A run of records
——

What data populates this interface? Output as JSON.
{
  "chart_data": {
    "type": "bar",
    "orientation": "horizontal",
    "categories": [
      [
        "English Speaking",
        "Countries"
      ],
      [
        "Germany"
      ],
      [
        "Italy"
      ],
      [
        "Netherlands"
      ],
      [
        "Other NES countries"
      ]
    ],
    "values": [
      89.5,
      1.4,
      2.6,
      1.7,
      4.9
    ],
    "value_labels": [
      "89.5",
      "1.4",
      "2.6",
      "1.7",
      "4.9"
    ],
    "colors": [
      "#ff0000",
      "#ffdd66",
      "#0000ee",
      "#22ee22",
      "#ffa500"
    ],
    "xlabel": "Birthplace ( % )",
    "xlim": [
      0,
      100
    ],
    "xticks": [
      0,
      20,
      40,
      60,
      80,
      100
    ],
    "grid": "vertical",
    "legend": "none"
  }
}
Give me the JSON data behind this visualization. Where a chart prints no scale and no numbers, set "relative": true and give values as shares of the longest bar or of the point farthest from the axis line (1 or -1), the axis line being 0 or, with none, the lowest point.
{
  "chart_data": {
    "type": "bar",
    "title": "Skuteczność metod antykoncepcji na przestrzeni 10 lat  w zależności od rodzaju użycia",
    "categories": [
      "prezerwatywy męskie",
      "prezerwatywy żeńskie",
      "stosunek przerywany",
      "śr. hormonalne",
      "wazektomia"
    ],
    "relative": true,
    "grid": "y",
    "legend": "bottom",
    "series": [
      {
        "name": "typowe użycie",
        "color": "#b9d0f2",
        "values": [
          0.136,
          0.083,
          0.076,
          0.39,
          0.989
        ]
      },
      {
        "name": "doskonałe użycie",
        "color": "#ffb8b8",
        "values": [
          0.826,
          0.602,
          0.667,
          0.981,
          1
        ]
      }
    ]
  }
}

——

**Given request:** Extract the complete listing above, reproducing each line exactly.

**Expected answer:**
What data populates this interface? Output as JSON.
{
  "chart_data": {
    "type": "bar",
    "orientation": "horizontal",
    "categories": [
      [
        "English Speaking",
        "Countries"
      ],
      [
        "Germany"
      ],
      [
        "Italy"
      ],
      [
        "Netherlands"
      ],
      [
        "Other NES countries"
      ]
    ],
    "values": [
      89.5,
      1.4,
      2.6,
      1.7,
      4.9
    ],
    "value_labels": [
      "89.5",
      "1.4",
      "2.6",
      "1.7",
      "4.9"
    ],
    "colors": [
      "#ff0000",
      "#ffdd66",
      "#0000ee",
      "#22ee22",
      "#ffa500"
    ],
    "xlabel": "Birthplace ( % )",
    "xlim": [
      0,
      100
    ],
    "xticks": [
      0,
      20,
      40,
      60,
      80,
      100
    ],
    "grid": "vertical",
    "legend": "none"
  }
}
Give me the JSON data behind this visualization. Where a chart prints no scale and no numbers, set "relative": true and give values as shares of the longest bar or of the point farthest from the axis line (1 or -1), the axis line being 0 or, with none, the lowest point.
{
  "chart_data": {
    "type": "bar",
    "title": "Skuteczność metod antykoncepcji na przestrzeni 10 lat  w zależności od rodzaju użycia",
    "categories": [
      "prezerwatywy męskie",
      "prezerwatywy żeńskie",
      "stosunek przerywany",
      "śr. hormonalne",
      "wazektomia"
    ],
    "relative": true,
    "grid": "y",
    "legend": "bottom",
    "series": [
      {
        "name": "typowe użycie",
        "color": "#b9d0f2",
        "values": [
          0.136,
          0.083,
          0.076,
          0.39,
          0.989
        ]
      },
      {
        "name": "doskonałe użycie",
        "color": "#ffb8b8",
        "values": [
          0.826,
          0.602,
          0.667,
          0.981,
          1
        ]
      }
    ]
  }
}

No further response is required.